■ Written exercise: Print out the material that follows word for word.

■ Exercise material:
___
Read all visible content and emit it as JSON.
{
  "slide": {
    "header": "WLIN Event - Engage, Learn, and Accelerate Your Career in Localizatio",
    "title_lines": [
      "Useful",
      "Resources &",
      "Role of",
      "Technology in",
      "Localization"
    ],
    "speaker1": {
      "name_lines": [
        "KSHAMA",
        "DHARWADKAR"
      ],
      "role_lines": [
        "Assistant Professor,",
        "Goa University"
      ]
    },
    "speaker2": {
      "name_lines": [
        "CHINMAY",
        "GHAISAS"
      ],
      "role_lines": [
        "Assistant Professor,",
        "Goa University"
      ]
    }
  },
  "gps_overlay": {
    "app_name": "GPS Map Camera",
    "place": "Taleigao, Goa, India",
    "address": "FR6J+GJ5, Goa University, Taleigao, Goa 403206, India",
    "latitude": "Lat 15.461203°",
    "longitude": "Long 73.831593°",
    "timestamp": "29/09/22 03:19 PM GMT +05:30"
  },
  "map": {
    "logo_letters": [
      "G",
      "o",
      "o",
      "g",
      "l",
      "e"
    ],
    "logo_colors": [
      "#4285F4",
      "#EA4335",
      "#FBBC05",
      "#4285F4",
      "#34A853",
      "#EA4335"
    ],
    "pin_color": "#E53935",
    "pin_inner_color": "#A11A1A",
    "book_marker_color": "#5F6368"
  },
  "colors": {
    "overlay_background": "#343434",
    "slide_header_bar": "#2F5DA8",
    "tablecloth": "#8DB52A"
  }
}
___
■ Response for this exercise:
Read all visible content and emit it as JSON.
{
  "slide": {
    "header": "WLIN Event - Engage, Learn, and Accelerate Your Career in Localizatio",
    "title_lines": [
      "Useful",
      "Resources &",
      "Role of",
      "Technology in",
      "Localization"
    ],
    "speaker1": {
      "name_lines": [
        "KSHAMA",
        "DHARWADKAR"
      ],
      "role_lines": [
        "Assistant Professor,",
        "Goa University"
      ]
    },
    "speaker2": {
      "name_lines": [
        "CHINMAY",
        "GHAISAS"
      ],
      "role_lines": [
        "Assistant Professor,",
        "Goa University"
      ]
    }
  },
  "gps_overlay": {
    "app_name": "GPS Map Camera",
    "place": "Taleigao, Goa, India",
    "address": "FR6J+GJ5, Goa University, Taleigao, Goa 403206, India",
    "latitude": "Lat 15.461203°",
    "longitude": "Long 73.831593°",
    "timestamp": "29/09/22 03:19 PM GMT +05:30"
  },
  "map": {
    "logo_letters": [
      "G",
      "o",
      "o",
      "g",
      "l",
      "e"
    ],
    "logo_colors": [
      "#4285F4",
      "#EA4335",
      "#FBBC05",
      "#4285F4",
      "#34A853",
      "#EA4335"
    ],
    "pin_color": "#E53935",
    "pin_inner_color": "#A11A1A",
    "book_marker_color": "#5F6368"
  },
  "colors": {
    "overlay_background": "#343434",
    "slide_header_bar": "#2F5DA8",
    "tablecloth": "#8DB52A"
  }
}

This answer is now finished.